WHAT THE TASK ASKS: Leave out the images; return the rest of the data exactly.

SUPPLIED RECORDS:
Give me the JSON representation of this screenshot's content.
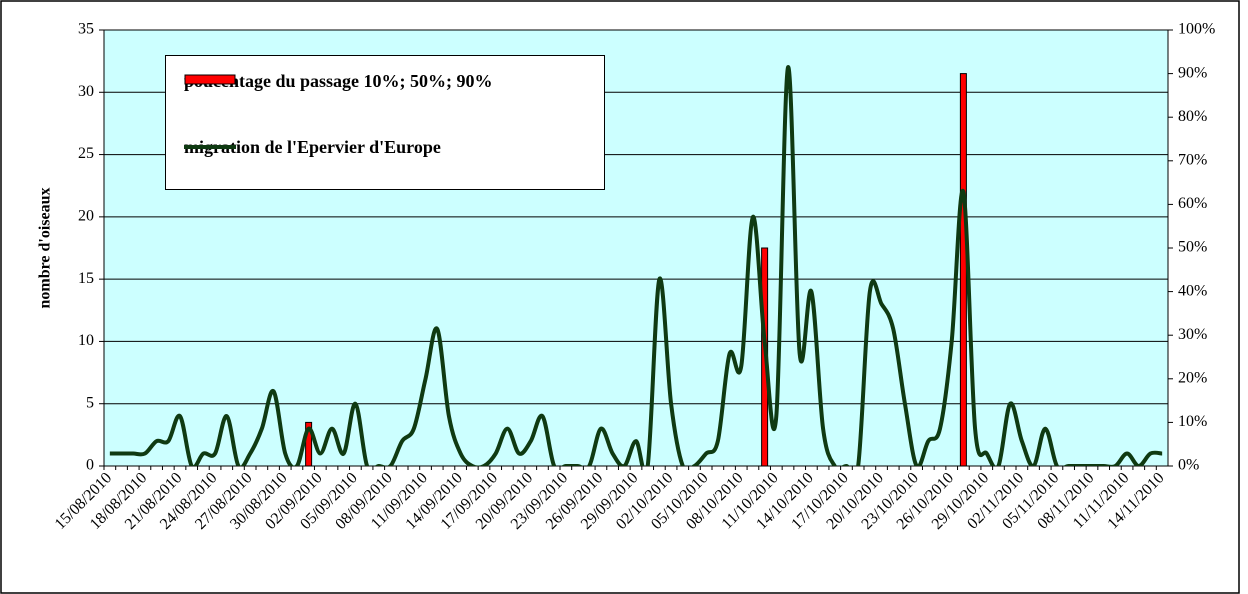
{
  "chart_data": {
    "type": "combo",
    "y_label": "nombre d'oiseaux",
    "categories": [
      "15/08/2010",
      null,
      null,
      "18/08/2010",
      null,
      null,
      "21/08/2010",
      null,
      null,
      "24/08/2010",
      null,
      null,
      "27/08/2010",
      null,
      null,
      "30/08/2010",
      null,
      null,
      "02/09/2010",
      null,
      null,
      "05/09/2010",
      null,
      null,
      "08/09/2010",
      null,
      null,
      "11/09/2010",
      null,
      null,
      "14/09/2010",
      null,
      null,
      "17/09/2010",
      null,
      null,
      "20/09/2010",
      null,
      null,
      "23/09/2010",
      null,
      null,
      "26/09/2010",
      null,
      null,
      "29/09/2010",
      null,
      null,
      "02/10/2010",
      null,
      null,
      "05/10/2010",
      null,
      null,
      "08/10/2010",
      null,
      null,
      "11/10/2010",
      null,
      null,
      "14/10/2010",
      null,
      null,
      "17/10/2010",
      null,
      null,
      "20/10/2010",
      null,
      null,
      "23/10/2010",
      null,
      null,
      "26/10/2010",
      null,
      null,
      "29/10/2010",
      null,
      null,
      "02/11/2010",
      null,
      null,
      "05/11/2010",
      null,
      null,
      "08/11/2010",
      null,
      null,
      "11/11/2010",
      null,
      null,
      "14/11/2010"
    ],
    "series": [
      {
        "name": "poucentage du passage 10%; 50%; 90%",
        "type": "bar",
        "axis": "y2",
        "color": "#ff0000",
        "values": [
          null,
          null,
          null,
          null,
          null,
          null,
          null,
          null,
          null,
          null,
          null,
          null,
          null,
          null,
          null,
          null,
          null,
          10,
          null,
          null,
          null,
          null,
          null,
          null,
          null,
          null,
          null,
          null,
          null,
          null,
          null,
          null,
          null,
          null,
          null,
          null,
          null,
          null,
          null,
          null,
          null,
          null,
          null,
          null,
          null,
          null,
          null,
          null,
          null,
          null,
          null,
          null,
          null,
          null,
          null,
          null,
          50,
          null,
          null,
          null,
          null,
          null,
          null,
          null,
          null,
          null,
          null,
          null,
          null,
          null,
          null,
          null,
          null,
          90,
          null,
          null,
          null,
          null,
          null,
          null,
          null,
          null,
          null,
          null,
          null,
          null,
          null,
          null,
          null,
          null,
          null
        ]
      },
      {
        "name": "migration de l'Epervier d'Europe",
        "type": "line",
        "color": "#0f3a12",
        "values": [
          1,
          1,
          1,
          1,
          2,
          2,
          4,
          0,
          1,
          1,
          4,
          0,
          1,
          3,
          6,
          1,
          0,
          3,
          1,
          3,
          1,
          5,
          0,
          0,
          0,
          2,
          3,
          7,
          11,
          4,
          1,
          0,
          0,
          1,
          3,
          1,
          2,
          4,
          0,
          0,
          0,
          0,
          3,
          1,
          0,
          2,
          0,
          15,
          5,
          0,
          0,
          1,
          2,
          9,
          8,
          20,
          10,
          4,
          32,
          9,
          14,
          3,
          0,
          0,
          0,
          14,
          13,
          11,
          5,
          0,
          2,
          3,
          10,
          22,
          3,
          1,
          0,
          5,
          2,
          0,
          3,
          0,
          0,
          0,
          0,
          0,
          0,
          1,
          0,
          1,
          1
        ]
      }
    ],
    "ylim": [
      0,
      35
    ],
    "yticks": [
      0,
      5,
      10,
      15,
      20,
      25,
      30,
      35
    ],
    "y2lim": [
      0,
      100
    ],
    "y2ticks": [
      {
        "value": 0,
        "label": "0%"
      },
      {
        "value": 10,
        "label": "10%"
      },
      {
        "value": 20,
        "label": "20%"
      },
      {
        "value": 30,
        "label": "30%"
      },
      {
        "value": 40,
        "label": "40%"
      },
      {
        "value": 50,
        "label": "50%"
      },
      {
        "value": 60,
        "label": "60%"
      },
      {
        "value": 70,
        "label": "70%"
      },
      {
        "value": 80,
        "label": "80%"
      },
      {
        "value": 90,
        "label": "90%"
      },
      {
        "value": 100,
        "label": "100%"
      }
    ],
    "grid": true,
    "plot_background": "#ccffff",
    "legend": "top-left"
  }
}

EXERCISE RESULT:
Give me the JSON representation of this screenshot's content.
{
  "chart_data": {
    "type": "combo",
    "y_label": "nombre d'oiseaux",
    "categories": [
      "15/08/2010",
      null,
      null,
      "18/08/2010",
      null,
      null,
      "21/08/2010",
      null,
      null,
      "24/08/2010",
      null,
      null,
      "27/08/2010",
      null,
      null,
      "30/08/2010",
      null,
      null,
      "02/09/2010",
      null,
      null,
      "05/09/2010",
      null,
      null,
      "08/09/2010",
      null,
      null,
      "11/09/2010",
      null,
      null,
      "14/09/2010",
      null,
      null,
      "17/09/2010",
      null,
      null,
      "20/09/2010",
      null,
      null,
      "23/09/2010",
      null,
      null,
      "26/09/2010",
      null,
      null,
      "29/09/2010",
      null,
      null,
      "02/10/2010",
      null,
      null,
      "05/10/2010",
      null,
      null,
      "08/10/2010",
      null,
      null,
      "11/10/2010",
      null,
      null,
      "14/10/2010",
      null,
      null,
      "17/10/2010",
      null,
      null,
      "20/10/2010",
      null,
      null,
      "23/10/2010",
      null,
      null,
      "26/10/2010",
      null,
      null,
      "29/10/2010",
      null,
      null,
      "02/11/2010",
      null,
      null,
      "05/11/2010",
      null,
      null,
      "08/11/2010",
      null,
      null,
      "11/11/2010",
      null,
      null,
      "14/11/2010"
    ],
    "series": [
      {
        "name": "poucentage du passage 10%; 50%; 90%",
        "type": "bar",
        "axis": "y2",
        "color": "#ff0000",
        "values": [
          null,
          null,
          null,
          null,
          null,
          null,
          null,
          null,
          null,
          null,
          null,
          null,
          null,
          null,
          null,
          null,
          null,
          10,
          null,
          null,
          null,
          null,
          null,
          null,
          null,
          null,
          null,
          null,
          null,
          null,
          null,
          null,
          null,
          null,
          null,
          null,
          null,
          null,
          null,
          null,
          null,
          null,
          null,
          null,
          null,
          null,
          null,
          null,
          null,
          null,
          null,
          null,
          null,
          null,
          null,
          null,
          50,
          null,
          null,
          null,
          null,
          null,
          null,
          null,
          null,
          null,
          null,
          null,
          null,
          null,
          null,
          null,
          null,
          90,
          null,
          null,
          null,
          null,
          null,
          null,
          null,
          null,
          null,
          null,
          null,
          null,
          null,
          null,
          null,
          null,
          null
        ]
      },
      {
        "name": "migration de l'Epervier d'Europe",
        "type": "line",
        "color": "#0f3a12",
        "values": [
          1,
          1,
          1,
          1,
          2,
          2,
          4,
          0,
          1,
          1,
          4,
          0,
          1,
          3,
          6,
          1,
          0,
          3,
          1,
          3,
          1,
          5,
          0,
          0,
          0,
          2,
          3,
          7,
          11,
          4,
          1,
          0,
          0,
          1,
          3,
          1,
          2,
          4,
          0,
          0,
          0,
          0,
          3,
          1,
          0,
          2,
          0,
          15,
          5,
          0,
          0,
          1,
          2,
          9,
          8,
          20,
          10,
          4,
          32,
          9,
          14,
          3,
          0,
          0,
          0,
          14,
          13,
          11,
          5,
          0,
          2,
          3,
          10,
          22,
          3,
          1,
          0,
          5,
          2,
          0,
          3,
          0,
          0,
          0,
          0,
          0,
          0,
          1,
          0,
          1,
          1
        ]
      }
    ],
    "ylim": [
      0,
      35
    ],
    "yticks": [
      0,
      5,
      10,
      15,
      20,
      25,
      30,
      35
    ],
    "y2lim": [
      0,
      100
    ],
    "y2ticks": [
      {
        "value": 0,
        "label": "0%"
      },
      {
        "value": 10,
        "label": "10%"
      },
      {
        "value": 20,
        "label": "20%"
      },
      {
        "value": 30,
        "label": "30%"
      },
      {
        "value": 40,
        "label": "40%"
      },
      {
        "value": 50,
        "label": "50%"
      },
      {
        "value": 60,
        "label": "60%"
      },
      {
        "value": 70,
        "label": "70%"
      },
      {
        "value": 80,
        "label": "80%"
      },
      {
        "value": 90,
        "label": "90%"
      },
      {
        "value": 100,
        "label": "100%"
      }
    ],
    "grid": true,
    "plot_background": "#ccffff",
    "legend": "top-left"
  }
}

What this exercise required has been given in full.